__ZADANIA DO WYKONANIA__.
a. Sprawdź, czy stwierdzenia (i)–(iii) zgadzają się z tekstem o sile kobiet. Przy każdym odpowiedz „tak” lub „nie” i przytocz dosłownie słowa tekstu, które o tym rozstrzygają.
(i) Około 90% kobiet przychodzi na zajęcia z celem schudnięcia.
(ii) Ruch zajmuje pierwsze miejsce w kolejności ważności.
(iii) Podstawowe badania powinno się kontrolować raz w roku.
b. Odpowiedz krótko na pytania do tekstu o sile kobiet:
(i) Ile lat temu podarowano bransoletkę?
(ii) Jakie hasło widnieje na bransoletce?
(iii) Które punkty z listy najczęściej kuleją?
c. Kontynuuj tekst o sile kobiet od miejsca, w którym się kończy.

__DOSTARCZONY TEKST__.
======

Siła jest kobietą!

Bransoletkę z powyższym hasłem, dostałam 2 lata temu w prezencie od moich podopiecznych z sali Fintess. Jak zawsze byłam przemile zaskoczona i wzruszona (straszna ze mnie beksa). 

Cudowny gest od moich dziewczyn był dla mnie jednak czymś więcej. Był to niezbity dowód na to, że je w 100% przekonałam! Do czego zapytasz?

Do bycia silną!

Trwało to dosyć długo, ale one zrozumiały, że warto!

Kobiety pojawiające się  na zajęciach grupowych czy na siłowni w 90% przychodzą do mnie z celem: chcę schudnąć.

Ok… zatem pada pytanie czy jest świadomość, że efekty końcowe, zarówno te wizualne, jak i te na wadze, to złożone i współgrające ze sobą elementy:

  1. zdrowie (regularne badania)

  2. regeneracja

  3. sen

  4. ruch

  5. świadome i zdrowe odżywianie

Dla mnie istota i ich ważność to dokładnie powyższa kolejność.

Najczęściej kuleją 3 pierwsze! Zajmujemy się w pełni punktem 4, a resztę olewamy!

Oczywiście żartuję! Nie można budować domu na piasku. Bez porządnych fundamentów, wszystko się prędzej czy później rozmyje!

Hormony, praca tarczycy, morfologia, chociaż podstawy podstaw powinny być skontrolowane raz w roku!

Sen i regeneracja, to już nasz wysiłek każdego dnia, tygodnia i miesiąca, aby zapewniać swojemu ciału odpoczynek.

Jedzenie, które serwujemy sami sobie na codzień, to kwestia przepracowania i nauczenia się wybierania częściej tego co dobre i co nam służy, na przemian z tym na co mamy ochotę, a niekoniecznie wpisze się w ramy „fit posiłku”.

======

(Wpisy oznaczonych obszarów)
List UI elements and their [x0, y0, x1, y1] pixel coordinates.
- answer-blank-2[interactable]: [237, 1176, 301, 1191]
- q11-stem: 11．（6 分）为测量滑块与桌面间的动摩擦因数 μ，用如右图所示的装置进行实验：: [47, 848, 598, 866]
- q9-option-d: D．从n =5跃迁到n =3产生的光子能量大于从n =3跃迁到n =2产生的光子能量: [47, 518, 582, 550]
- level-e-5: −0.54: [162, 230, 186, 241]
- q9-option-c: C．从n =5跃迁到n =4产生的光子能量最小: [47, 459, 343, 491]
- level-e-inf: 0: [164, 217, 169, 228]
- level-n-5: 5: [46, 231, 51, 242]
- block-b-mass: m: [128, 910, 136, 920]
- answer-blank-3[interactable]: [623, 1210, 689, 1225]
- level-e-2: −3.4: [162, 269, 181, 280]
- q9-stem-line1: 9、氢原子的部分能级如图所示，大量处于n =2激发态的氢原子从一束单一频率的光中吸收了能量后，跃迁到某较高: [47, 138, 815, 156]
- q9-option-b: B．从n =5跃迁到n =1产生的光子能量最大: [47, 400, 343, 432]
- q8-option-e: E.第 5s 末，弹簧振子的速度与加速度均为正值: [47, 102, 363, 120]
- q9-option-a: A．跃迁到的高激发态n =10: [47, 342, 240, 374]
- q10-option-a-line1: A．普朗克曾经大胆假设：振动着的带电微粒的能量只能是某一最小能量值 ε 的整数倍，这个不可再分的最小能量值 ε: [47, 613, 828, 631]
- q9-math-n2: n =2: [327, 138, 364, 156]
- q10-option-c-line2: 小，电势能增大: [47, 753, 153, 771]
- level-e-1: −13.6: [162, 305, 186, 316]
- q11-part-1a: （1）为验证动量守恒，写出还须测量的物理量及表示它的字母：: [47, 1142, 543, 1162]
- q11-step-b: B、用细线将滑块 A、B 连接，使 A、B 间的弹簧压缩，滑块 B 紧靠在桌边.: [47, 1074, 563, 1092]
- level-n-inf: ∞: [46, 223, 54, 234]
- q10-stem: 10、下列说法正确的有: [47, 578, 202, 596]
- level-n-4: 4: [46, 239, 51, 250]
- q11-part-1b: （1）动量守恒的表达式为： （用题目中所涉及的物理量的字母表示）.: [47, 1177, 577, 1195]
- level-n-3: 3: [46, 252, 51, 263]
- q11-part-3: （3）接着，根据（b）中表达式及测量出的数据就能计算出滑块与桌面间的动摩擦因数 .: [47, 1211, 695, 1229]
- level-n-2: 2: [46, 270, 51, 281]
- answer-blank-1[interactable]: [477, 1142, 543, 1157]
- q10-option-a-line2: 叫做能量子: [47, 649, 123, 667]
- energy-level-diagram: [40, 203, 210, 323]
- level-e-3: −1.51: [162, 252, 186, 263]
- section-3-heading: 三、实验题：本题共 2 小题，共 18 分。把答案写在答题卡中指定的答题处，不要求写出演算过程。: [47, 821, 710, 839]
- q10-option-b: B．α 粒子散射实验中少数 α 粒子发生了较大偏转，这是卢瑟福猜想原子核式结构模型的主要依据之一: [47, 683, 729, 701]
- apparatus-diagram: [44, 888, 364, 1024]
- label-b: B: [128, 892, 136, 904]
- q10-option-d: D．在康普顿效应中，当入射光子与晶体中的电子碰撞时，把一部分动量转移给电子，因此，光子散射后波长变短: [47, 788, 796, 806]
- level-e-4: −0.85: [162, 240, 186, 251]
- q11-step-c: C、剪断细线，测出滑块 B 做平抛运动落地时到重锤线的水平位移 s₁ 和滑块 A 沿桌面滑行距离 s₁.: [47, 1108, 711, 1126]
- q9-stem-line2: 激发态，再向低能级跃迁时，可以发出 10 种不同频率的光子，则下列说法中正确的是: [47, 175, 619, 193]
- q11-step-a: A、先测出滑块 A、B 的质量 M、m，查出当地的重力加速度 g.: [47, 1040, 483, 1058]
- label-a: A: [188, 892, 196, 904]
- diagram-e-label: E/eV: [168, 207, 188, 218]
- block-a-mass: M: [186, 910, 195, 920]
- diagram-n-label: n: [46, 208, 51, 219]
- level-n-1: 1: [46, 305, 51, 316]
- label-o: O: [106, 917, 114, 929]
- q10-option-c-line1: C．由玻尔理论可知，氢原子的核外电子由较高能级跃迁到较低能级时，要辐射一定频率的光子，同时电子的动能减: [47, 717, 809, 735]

======

__ODPOWIEDZI KOŃCOWE__.
a.
(i) Tak: „w 90% przychodzą do mnie z celem: chcę schudnąć”.
(ii) Nie: „1. zdrowie (regularne badania)” oraz „Dla mnie istota i ich ważność to dokładnie powyższa kolejność”.
(iii) Tak: „podstawy podstaw powinny być skontrolowane raz w roku!”

b.
(i) 2 lata temu.
(ii) „Siła jest kobietą!”
(iii) Trzy pierwsze: zdrowie (regularne badania), regeneracja i sen.

c.
No i w końcu moja ukochana… aktywność fizyczna. I to ta, która

da Ci siłę!

Kobiety do sztang, a co!

Przerażenie w oczach – to widzę zazwyczaj u moich nowych klientek, kiedy niewinne przysuwam do nich hantle ważące 3-4 kg.

Ale ja mam słabe ręce”, „ale ja nie mogę dźwigać”, „ale to za dużo”, „nie dam rady”, „ja sobie pomacham różowymi hantelkmi”.

Ajjjj… pomachasz mi na pożegnanie i to z uśmiechem na twarzy! Ale po treningu!

Kobieca torebka waży bardzo często dużo więcej niż 3 kg, a potrafimy ją nosić ze sobą pół dnia! Zakupy, zgrzewki wody, torby na ramię nieraz osiągają wagę ponad 8-9 kg!

Więc drogie Panie, nadal boicie się hantli czy sztangi?

Niestety opinia o siłowni, wyrobiona przez lata dzięki „szerokim typom” spod bloku, jest bardzo niekorzystna w oczach kobiet. W pełni to rozumiem, bo sama jeszcze kilka lat temu ją powielałam. Ale czas najwyższy, aby odczarować sztangę!

Z przodu deska, z tyłu deska… a teraz kobiece kształty!

„Z przodu deska, z tyłu deska”, znacie to powiedzenie?

Ja znam i to aż za dobrze, z okresu kiedy ważyłam kilkanaście kilogramów mniej, moja tkanka tłuszczowa była na poziomie około 15 procent i nosiłam rozmiar XS/S (tak bardzo pożądany i wychwalany przez nowoczesny kobiecy świat).

Poza powyższymi „zaletami” bycia drobniutką kobietą, zmagałam się z totalnym brakiem sił i energii do życia, problemami zdrowotnymi, ciągnącymi się po dziś dzień oraz totalnym brakiem pewności siebie. Bo jak tu ją mieć, gdy na każdym kroku pytano mnie, co się stało z moim pośladkami, biustem?

Najzwyczajniej w świecie… zniknęły wraz z całą tkanką tłuszczową.

Dopiero kilka lat później dotarło do mnie jak fatalnie i źle to wyglądało. Moja późniejsza przygoda ze sztangą to również stopniowe oswajanie się z ciężarem. Badanie terenu, czy jak wezmę cięższe hantle to nie urośnie mi zaraz wielkie ramię i wielkie udo. Otóż zaskoczę Cię! Nic nie rosło! I to przez baaaardzo długi czas! Zadziało się za to coś o wiele lepszego!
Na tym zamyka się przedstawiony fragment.